YOUR GOAL:
Locate all lines in the data below that hold "planninginfo" and show them.

# Start of RECORDS FOR THIS TASK

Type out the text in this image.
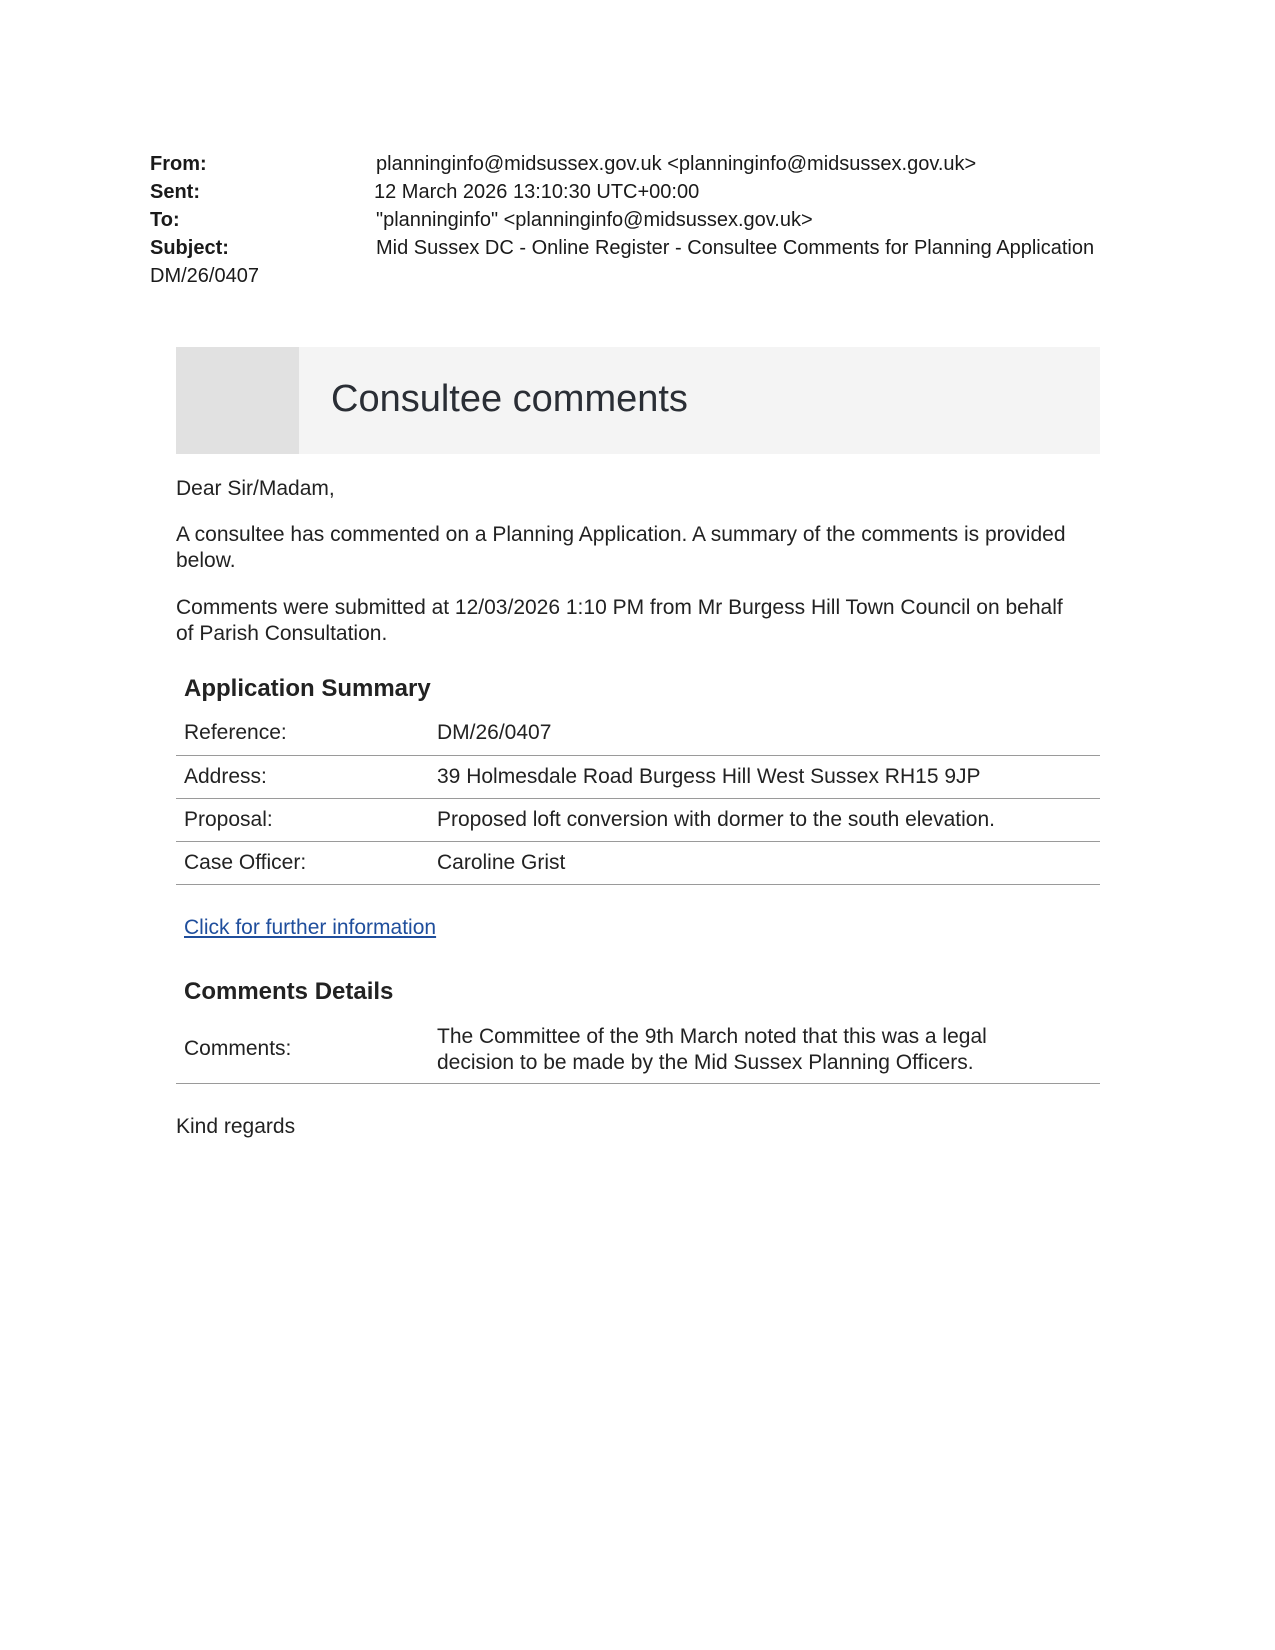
From:	planninginfo@midsussex.gov.uk <planninginfo@midsussex.gov.uk>
Sent:	12 March 2026 13:10:30 UTC+00:00
To:	"planninginfo" <planninginfo@midsussex.gov.uk>
Subject:	Mid Sussex DC - Online Register - Consultee Comments for Planning Application
DM/26/0407
Consultee comments

Dear Sir/Madam,

A consultee has commented on a Planning Application. A summary of the comments is provided below.

Comments were submitted at 12/03/2026 1:10 PM from Mr Burgess Hill Town Council on behalf of Parish Consultation.

Application Summary
Reference:	DM/26/0407
Address:	39 Holmesdale Road Burgess Hill West Sussex RH15 9JP
Proposal:	Proposed loft conversion with dormer to the south elevation.
Case Officer:	Caroline Grist
Click for further information
Comments Details
Comments:
The Committee of the 9th March noted that this was a legal decision to be made by the Mid Sussex Planning Officers.

Kind regards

# End of RECORDS FOR THIS TASK

FINAL RESULT:
From:	planninginfo@midsussex.gov.uk <planninginfo@midsussex.gov.uk>
To:	"planninginfo" <planninginfo@midsussex.gov.uk>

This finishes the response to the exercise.